» DESCRIPTION OF THE TASK
Take every line from the listing below that contains "Lenca".

» MATERIAL
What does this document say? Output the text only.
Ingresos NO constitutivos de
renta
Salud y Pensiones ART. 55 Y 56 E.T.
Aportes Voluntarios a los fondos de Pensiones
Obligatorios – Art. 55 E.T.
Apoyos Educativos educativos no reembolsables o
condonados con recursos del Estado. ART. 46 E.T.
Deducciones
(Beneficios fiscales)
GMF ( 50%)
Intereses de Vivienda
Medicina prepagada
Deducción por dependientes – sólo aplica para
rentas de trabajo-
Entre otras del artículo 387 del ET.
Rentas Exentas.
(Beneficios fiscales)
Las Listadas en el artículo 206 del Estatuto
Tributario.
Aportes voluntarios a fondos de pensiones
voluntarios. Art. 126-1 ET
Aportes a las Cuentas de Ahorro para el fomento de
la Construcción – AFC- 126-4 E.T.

...

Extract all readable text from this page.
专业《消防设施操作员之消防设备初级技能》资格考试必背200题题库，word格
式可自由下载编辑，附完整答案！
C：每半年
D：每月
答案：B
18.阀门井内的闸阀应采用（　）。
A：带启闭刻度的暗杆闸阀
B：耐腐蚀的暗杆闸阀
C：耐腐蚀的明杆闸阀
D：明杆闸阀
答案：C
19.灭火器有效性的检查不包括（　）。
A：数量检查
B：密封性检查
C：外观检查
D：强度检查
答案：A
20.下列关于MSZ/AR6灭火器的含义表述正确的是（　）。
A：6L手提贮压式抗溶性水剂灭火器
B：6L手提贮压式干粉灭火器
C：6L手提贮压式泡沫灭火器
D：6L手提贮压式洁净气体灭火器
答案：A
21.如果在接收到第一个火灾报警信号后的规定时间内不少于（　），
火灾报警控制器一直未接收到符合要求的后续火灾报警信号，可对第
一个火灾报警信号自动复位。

---

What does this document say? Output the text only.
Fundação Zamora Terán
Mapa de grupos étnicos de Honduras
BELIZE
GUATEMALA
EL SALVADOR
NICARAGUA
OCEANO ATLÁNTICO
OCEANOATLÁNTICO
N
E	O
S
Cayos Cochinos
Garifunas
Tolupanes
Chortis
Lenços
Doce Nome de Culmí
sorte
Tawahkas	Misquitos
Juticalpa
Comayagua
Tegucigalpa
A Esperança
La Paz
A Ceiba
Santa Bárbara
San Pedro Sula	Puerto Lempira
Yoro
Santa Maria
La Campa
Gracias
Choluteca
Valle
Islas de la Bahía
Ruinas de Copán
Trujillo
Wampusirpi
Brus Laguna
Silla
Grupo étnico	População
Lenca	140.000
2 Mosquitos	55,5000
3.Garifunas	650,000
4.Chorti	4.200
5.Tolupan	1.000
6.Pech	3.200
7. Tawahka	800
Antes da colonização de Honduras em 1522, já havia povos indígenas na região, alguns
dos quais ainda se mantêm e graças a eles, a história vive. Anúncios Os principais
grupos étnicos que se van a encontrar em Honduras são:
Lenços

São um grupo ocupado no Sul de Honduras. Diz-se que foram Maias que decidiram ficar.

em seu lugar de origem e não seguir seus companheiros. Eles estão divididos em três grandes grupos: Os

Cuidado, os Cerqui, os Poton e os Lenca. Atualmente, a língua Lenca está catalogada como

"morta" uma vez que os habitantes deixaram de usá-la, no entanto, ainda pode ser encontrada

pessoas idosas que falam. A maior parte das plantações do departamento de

» PROBLEM SOLUTION
Lenca	140.000
Cuidado, os Cerqui, os Poton e os Lenca. Atualmente, a língua Lenca está catalogada como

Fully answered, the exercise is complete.